**TASK INSTRUCTIONS:** Show each line that has the string "text" in it.

******

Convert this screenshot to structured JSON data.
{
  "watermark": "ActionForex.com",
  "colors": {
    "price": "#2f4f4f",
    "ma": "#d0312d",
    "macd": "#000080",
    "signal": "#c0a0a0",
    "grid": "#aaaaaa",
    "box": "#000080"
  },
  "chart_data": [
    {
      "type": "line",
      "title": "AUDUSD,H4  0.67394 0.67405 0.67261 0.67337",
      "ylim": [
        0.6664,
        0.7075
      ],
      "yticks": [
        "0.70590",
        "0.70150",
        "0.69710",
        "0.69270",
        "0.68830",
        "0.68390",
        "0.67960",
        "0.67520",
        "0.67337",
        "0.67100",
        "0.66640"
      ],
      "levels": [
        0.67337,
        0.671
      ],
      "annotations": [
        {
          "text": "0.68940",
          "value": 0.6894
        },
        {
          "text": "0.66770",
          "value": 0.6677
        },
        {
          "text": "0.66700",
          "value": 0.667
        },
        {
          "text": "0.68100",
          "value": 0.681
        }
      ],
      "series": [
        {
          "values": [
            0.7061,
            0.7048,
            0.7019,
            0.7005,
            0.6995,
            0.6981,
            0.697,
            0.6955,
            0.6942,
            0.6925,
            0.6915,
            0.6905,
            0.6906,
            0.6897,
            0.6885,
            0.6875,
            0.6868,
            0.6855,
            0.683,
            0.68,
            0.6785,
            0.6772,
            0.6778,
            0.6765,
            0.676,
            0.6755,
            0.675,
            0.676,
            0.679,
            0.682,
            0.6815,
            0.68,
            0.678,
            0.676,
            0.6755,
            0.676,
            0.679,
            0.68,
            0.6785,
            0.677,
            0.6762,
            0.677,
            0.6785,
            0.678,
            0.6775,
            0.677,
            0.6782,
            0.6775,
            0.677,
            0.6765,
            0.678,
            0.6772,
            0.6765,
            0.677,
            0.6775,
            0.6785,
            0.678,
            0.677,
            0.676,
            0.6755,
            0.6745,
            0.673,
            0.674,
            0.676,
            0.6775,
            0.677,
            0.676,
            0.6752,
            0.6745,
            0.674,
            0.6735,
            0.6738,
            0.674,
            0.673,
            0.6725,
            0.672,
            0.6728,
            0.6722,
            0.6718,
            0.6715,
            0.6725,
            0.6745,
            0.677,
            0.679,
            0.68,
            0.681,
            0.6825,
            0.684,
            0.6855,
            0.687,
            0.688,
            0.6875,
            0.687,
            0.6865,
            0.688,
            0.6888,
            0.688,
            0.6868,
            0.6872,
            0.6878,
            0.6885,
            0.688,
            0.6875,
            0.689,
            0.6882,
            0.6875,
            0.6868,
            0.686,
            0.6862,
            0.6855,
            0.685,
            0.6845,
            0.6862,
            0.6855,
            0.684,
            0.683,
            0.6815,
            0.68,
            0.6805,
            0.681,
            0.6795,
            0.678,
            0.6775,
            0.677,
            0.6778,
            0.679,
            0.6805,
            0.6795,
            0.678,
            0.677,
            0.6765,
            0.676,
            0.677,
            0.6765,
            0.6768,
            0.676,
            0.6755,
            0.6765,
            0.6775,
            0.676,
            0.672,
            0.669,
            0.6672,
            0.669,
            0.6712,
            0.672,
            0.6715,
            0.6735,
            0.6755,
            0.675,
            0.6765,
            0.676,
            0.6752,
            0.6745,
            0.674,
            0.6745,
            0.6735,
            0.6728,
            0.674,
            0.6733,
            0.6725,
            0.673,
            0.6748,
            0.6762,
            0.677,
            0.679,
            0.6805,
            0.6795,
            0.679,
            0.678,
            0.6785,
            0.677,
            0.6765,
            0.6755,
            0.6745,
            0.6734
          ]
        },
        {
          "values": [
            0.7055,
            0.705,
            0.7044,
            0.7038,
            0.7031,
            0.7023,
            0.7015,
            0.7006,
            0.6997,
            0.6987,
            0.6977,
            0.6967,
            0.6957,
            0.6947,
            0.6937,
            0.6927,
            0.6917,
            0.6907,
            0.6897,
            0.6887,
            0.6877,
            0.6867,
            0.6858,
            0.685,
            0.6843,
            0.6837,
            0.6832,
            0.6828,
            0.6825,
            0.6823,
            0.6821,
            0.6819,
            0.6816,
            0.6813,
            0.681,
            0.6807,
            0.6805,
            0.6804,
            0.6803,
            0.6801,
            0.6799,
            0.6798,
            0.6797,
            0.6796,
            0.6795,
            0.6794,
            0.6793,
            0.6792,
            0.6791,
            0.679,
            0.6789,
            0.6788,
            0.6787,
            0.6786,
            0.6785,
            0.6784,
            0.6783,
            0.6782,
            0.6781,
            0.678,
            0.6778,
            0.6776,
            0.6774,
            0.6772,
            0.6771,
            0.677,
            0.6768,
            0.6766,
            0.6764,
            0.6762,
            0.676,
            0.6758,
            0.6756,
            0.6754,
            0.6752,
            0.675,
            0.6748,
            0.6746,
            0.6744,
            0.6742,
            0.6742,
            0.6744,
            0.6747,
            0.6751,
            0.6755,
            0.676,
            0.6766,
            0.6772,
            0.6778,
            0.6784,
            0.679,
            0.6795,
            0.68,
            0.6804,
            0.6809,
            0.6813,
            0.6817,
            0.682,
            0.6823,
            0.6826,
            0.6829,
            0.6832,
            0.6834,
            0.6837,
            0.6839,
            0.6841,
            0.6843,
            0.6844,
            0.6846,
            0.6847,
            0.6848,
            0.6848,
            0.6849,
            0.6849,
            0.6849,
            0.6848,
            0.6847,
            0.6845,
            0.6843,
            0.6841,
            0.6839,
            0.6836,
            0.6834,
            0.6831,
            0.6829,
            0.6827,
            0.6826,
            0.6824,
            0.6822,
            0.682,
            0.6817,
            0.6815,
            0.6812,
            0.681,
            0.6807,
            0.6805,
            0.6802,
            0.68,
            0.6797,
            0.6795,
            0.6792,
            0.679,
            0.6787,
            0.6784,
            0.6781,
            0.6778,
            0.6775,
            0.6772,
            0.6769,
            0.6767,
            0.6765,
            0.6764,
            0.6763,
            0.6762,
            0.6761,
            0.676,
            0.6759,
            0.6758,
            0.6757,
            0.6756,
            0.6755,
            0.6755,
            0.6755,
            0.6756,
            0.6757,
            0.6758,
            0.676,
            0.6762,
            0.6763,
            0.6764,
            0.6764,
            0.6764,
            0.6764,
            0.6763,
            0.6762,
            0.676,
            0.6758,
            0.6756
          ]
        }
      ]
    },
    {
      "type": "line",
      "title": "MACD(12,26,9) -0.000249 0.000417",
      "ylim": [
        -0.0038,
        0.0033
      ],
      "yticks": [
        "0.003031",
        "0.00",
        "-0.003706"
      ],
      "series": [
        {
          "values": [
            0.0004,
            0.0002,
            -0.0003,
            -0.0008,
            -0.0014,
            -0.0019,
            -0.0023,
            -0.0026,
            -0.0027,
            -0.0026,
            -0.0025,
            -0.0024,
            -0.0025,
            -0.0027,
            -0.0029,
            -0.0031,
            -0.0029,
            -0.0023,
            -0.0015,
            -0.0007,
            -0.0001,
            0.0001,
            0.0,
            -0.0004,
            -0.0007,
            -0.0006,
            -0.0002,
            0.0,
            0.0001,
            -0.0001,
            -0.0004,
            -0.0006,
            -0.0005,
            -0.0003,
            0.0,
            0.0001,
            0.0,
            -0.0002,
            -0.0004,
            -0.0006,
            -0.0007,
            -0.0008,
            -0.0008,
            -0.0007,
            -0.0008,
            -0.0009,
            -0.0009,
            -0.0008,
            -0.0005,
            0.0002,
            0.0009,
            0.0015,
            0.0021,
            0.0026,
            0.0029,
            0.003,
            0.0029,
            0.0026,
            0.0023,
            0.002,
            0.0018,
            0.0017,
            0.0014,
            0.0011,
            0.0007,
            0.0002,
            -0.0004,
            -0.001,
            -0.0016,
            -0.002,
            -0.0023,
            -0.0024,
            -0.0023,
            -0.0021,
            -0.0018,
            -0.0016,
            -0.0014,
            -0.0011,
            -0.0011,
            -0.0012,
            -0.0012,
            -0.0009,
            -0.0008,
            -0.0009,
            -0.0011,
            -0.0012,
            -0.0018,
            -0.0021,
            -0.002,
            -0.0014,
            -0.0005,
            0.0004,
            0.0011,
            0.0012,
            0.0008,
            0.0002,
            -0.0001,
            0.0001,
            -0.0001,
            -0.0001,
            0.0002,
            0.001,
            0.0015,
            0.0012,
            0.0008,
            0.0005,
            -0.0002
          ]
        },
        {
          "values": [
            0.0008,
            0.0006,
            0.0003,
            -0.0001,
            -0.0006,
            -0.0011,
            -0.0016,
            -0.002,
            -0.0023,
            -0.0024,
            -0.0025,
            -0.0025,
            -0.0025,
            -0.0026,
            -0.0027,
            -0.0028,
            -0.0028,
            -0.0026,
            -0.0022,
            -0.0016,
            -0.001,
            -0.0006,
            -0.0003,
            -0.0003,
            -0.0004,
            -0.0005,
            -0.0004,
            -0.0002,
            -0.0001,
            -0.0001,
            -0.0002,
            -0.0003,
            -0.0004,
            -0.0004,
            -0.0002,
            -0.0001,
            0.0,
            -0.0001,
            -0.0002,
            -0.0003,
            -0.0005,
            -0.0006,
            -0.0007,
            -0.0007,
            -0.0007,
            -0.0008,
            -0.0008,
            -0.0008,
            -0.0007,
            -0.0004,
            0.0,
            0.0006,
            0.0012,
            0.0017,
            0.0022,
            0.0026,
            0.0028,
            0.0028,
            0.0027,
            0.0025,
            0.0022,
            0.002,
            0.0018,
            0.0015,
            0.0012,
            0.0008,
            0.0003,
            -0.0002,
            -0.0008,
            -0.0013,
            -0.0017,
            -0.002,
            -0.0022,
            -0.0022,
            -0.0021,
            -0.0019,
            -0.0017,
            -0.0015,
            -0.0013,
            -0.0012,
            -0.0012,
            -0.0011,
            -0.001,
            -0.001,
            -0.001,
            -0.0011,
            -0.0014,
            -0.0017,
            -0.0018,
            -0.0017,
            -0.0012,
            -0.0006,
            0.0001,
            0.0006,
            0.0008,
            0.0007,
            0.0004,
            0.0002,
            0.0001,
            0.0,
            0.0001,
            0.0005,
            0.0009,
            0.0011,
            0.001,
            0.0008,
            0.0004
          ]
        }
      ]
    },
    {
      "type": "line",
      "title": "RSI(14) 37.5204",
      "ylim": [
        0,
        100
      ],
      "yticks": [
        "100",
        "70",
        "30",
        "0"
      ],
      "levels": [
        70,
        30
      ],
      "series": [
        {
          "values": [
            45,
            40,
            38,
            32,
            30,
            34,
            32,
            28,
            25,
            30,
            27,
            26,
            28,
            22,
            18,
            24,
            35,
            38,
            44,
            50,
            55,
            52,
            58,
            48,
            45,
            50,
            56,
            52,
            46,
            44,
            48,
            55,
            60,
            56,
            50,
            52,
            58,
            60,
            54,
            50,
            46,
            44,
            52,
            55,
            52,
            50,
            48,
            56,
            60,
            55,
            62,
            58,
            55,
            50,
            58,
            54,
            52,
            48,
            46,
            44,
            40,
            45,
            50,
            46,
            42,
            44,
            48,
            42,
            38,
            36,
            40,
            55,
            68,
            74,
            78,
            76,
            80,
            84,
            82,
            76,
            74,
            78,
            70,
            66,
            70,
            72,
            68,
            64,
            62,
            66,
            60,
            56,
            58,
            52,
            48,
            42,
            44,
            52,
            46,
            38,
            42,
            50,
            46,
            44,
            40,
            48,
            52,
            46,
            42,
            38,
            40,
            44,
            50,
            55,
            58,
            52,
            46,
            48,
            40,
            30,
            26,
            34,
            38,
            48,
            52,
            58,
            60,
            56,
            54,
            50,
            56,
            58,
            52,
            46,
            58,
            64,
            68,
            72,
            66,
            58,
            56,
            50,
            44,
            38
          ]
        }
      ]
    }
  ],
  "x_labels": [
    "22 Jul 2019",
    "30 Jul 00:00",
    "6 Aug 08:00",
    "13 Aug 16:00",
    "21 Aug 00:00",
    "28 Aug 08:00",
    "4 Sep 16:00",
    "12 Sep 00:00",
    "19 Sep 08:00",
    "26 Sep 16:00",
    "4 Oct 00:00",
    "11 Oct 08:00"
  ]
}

******

**COMPLETED TASK:**
          "text": "0.68940",
          "text": "0.66770",
          "text": "0.66700",
          "text": "0.68100",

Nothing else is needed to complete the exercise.